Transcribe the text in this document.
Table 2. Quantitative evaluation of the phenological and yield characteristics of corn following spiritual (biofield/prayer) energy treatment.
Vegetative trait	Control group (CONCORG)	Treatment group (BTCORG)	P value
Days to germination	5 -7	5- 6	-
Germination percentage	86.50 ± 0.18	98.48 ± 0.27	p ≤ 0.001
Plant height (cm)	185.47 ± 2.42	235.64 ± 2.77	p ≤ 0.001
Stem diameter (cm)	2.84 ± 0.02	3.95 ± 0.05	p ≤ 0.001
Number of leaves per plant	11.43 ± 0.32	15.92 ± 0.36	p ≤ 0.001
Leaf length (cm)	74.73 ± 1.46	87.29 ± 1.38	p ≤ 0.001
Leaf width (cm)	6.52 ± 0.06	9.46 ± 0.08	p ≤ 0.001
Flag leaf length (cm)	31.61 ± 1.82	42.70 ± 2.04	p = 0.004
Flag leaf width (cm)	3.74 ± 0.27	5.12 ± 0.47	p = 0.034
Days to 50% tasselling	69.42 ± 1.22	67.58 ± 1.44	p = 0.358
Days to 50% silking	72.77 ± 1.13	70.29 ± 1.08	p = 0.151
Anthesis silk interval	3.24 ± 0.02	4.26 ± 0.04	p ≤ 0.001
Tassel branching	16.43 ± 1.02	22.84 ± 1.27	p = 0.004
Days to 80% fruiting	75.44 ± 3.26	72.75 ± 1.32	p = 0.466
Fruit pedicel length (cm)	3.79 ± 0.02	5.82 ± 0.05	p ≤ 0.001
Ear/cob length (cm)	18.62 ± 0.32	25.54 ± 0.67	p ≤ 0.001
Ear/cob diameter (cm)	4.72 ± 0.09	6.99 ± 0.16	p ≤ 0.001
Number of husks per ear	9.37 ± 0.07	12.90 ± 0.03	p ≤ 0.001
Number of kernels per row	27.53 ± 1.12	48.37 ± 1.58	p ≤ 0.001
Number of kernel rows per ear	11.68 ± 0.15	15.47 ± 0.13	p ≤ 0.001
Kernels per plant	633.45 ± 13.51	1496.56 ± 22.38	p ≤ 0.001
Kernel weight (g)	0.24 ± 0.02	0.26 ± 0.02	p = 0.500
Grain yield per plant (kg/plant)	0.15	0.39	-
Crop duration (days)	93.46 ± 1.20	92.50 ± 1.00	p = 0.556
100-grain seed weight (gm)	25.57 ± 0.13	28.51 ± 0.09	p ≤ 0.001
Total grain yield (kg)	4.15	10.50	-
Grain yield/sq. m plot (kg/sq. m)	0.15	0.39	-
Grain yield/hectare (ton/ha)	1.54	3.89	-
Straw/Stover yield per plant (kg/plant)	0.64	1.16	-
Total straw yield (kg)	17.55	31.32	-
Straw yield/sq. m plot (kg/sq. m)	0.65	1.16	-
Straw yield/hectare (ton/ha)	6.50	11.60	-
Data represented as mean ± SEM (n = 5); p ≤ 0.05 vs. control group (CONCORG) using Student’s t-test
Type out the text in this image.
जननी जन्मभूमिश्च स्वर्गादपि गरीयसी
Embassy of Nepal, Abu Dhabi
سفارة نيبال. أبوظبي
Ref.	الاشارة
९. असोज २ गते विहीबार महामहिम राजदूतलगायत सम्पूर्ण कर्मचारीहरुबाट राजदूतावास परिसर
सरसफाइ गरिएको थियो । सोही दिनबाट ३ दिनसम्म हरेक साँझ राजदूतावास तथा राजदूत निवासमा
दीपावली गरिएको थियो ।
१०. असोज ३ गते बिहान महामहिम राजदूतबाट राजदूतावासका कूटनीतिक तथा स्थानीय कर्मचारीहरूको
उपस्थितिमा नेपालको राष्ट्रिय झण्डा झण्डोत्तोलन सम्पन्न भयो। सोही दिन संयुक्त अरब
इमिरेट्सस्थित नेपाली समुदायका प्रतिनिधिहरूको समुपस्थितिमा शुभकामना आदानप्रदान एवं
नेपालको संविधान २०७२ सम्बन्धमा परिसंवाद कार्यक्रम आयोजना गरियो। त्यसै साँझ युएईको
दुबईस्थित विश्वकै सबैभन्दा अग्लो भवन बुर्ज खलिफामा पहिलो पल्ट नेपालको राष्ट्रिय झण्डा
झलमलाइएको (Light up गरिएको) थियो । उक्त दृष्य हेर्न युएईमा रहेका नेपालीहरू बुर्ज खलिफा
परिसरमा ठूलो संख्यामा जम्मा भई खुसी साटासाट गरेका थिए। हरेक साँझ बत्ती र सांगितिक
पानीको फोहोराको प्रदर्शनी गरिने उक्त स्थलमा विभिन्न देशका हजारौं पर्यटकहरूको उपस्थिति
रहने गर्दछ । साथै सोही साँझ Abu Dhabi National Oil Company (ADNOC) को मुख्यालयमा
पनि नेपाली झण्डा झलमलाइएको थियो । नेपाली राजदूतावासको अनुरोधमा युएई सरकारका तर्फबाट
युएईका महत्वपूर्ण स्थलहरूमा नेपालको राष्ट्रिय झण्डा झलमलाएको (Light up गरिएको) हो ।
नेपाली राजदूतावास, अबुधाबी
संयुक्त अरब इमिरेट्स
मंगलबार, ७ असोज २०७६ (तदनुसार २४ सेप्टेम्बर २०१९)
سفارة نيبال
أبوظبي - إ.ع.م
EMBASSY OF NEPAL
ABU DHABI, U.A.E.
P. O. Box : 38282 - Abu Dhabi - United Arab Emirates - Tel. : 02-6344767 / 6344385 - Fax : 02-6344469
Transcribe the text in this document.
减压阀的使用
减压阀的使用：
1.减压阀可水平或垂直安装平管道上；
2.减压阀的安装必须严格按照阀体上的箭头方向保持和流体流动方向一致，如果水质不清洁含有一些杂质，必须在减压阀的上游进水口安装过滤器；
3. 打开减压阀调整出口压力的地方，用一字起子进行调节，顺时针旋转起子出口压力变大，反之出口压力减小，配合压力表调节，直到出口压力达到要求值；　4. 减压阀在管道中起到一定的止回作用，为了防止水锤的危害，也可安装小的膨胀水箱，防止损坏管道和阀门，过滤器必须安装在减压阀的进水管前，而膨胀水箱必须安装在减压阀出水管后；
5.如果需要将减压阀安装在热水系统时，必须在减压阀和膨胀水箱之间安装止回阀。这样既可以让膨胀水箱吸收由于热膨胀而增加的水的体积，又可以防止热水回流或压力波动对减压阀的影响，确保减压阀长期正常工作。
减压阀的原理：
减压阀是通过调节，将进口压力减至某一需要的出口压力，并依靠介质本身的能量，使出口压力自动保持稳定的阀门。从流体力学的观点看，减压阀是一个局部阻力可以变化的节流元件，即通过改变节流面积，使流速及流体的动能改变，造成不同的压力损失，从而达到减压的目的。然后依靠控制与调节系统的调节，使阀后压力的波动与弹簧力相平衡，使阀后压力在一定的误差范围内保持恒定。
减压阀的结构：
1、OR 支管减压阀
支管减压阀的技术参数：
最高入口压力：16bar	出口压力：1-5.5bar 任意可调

==*==

Give all of the entries again, word for word.

**The output:**
Transcribe the text in this document.
Table 2. Quantitative evaluation of the phenological and yield characteristics of corn following spiritual (biofield/prayer) energy treatment.
Vegetative trait	Control group (CONCORG)	Treatment group (BTCORG)	P value
Days to germination	5 -7	5- 6	-
Germination percentage	86.50 ± 0.18	98.48 ± 0.27	p ≤ 0.001
Plant height (cm)	185.47 ± 2.42	235.64 ± 2.77	p ≤ 0.001
Stem diameter (cm)	2.84 ± 0.02	3.95 ± 0.05	p ≤ 0.001
Number of leaves per plant	11.43 ± 0.32	15.92 ± 0.36	p ≤ 0.001
Leaf length (cm)	74.73 ± 1.46	87.29 ± 1.38	p ≤ 0.001
Leaf width (cm)	6.52 ± 0.06	9.46 ± 0.08	p ≤ 0.001
Flag leaf length (cm)	31.61 ± 1.82	42.70 ± 2.04	p = 0.004
Flag leaf width (cm)	3.74 ± 0.27	5.12 ± 0.47	p = 0.034
Days to 50% tasselling	69.42 ± 1.22	67.58 ± 1.44	p = 0.358
Days to 50% silking	72.77 ± 1.13	70.29 ± 1.08	p = 0.151
Anthesis silk interval	3.24 ± 0.02	4.26 ± 0.04	p ≤ 0.001
Tassel branching	16.43 ± 1.02	22.84 ± 1.27	p = 0.004
Days to 80% fruiting	75.44 ± 3.26	72.75 ± 1.32	p = 0.466
Fruit pedicel length (cm)	3.79 ± 0.02	5.82 ± 0.05	p ≤ 0.001
Ear/cob length (cm)	18.62 ± 0.32	25.54 ± 0.67	p ≤ 0.001
Ear/cob diameter (cm)	4.72 ± 0.09	6.99 ± 0.16	p ≤ 0.001
Number of husks per ear	9.37 ± 0.07	12.90 ± 0.03	p ≤ 0.001
Number of kernels per row	27.53 ± 1.12	48.37 ± 1.58	p ≤ 0.001
Number of kernel rows per ear	11.68 ± 0.15	15.47 ± 0.13	p ≤ 0.001
Kernels per plant	633.45 ± 13.51	1496.56 ± 22.38	p ≤ 0.001
Kernel weight (g)	0.24 ± 0.02	0.26 ± 0.02	p = 0.500
Grain yield per plant (kg/plant)	0.15	0.39	-
Crop duration (days)	93.46 ± 1.20	92.50 ± 1.00	p = 0.556
100-grain seed weight (gm)	25.57 ± 0.13	28.51 ± 0.09	p ≤ 0.001
Total grain yield (kg)	4.15	10.50	-
Grain yield/sq. m plot (kg/sq. m)	0.15	0.39	-
Grain yield/hectare (ton/ha)	1.54	3.89	-
Straw/Stover yield per plant (kg/plant)	0.64	1.16	-
Total straw yield (kg)	17.55	31.32	-
Straw yield/sq. m plot (kg/sq. m)	0.65	1.16	-
Straw yield/hectare (ton/ha)	6.50	11.60	-
Data represented as mean ± SEM (n = 5); p ≤ 0.05 vs. control group (CONCORG) using Student’s t-test
Type out the text in this image.
जननी जन्मभूमिश्च स्वर्गादपि गरीयसी
Embassy of Nepal, Abu Dhabi
سفارة نيبال. أبوظبي
Ref.	الاشارة
९. असोज २ गते विहीबार महामहिम राजदूतलगायत सम्पूर्ण कर्मचारीहरुबाट राजदूतावास परिसर
सरसफाइ गरिएको थियो । सोही दिनबाट ३ दिनसम्म हरेक साँझ राजदूतावास तथा राजदूत निवासमा
दीपावली गरिएको थियो ।
१०. असोज ३ गते बिहान महामहिम राजदूतबाट राजदूतावासका कूटनीतिक तथा स्थानीय कर्मचारीहरूको
उपस्थितिमा नेपालको राष्ट्रिय झण्डा झण्डोत्तोलन सम्पन्न भयो। सोही दिन संयुक्त अरब
इमिरेट्सस्थित नेपाली समुदायका प्रतिनिधिहरूको समुपस्थितिमा शुभकामना आदानप्रदान एवं
नेपालको संविधान २०७२ सम्बन्धमा परिसंवाद कार्यक्रम आयोजना गरियो। त्यसै साँझ युएईको
दुबईस्थित विश्वकै सबैभन्दा अग्लो भवन बुर्ज खलिफामा पहिलो पल्ट नेपालको राष्ट्रिय झण्डा
झलमलाइएको (Light up गरिएको) थियो । उक्त दृष्य हेर्न युएईमा रहेका नेपालीहरू बुर्ज खलिफा
परिसरमा ठूलो संख्यामा जम्मा भई खुसी साटासाट गरेका थिए। हरेक साँझ बत्ती र सांगितिक
पानीको फोहोराको प्रदर्शनी गरिने उक्त स्थलमा विभिन्न देशका हजारौं पर्यटकहरूको उपस्थिति
रहने गर्दछ । साथै सोही साँझ Abu Dhabi National Oil Company (ADNOC) को मुख्यालयमा
पनि नेपाली झण्डा झलमलाइएको थियो । नेपाली राजदूतावासको अनुरोधमा युएई सरकारका तर्फबाट
युएईका महत्वपूर्ण स्थलहरूमा नेपालको राष्ट्रिय झण्डा झलमलाएको (Light up गरिएको) हो ।
नेपाली राजदूतावास, अबुधाबी
संयुक्त अरब इमिरेट्स
मंगलबार, ७ असोज २०७६ (तदनुसार २४ सेप्टेम्बर २०१९)
سفارة نيبال
أبوظبي - إ.ع.م
EMBASSY OF NEPAL
ABU DHABI, U.A.E.
P. O. Box : 38282 - Abu Dhabi - United Arab Emirates - Tel. : 02-6344767 / 6344385 - Fax : 02-6344469
Transcribe the text in this document.
减压阀的使用
减压阀的使用：
1.减压阀可水平或垂直安装平管道上；
2.减压阀的安装必须严格按照阀体上的箭头方向保持和流体流动方向一致，如果水质不清洁含有一些杂质，必须在减压阀的上游进水口安装过滤器；
3. 打开减压阀调整出口压力的地方，用一字起子进行调节，顺时针旋转起子出口压力变大，反之出口压力减小，配合压力表调节，直到出口压力达到要求值；　4. 减压阀在管道中起到一定的止回作用，为了防止水锤的危害，也可安装小的膨胀水箱，防止损坏管道和阀门，过滤器必须安装在减压阀的进水管前，而膨胀水箱必须安装在减压阀出水管后；
5.如果需要将减压阀安装在热水系统时，必须在减压阀和膨胀水箱之间安装止回阀。这样既可以让膨胀水箱吸收由于热膨胀而增加的水的体积，又可以防止热水回流或压力波动对减压阀的影响，确保减压阀长期正常工作。
减压阀的原理：
减压阀是通过调节，将进口压力减至某一需要的出口压力，并依靠介质本身的能量，使出口压力自动保持稳定的阀门。从流体力学的观点看，减压阀是一个局部阻力可以变化的节流元件，即通过改变节流面积，使流速及流体的动能改变，造成不同的压力损失，从而达到减压的目的。然后依靠控制与调节系统的调节，使阀后压力的波动与弹簧力相平衡，使阀后压力在一定的误差范围内保持恒定。
减压阀的结构：
1、OR 支管减压阀
支管减压阀的技术参数：
最高入口压力：16bar	出口压力：1-5.5bar 任意可调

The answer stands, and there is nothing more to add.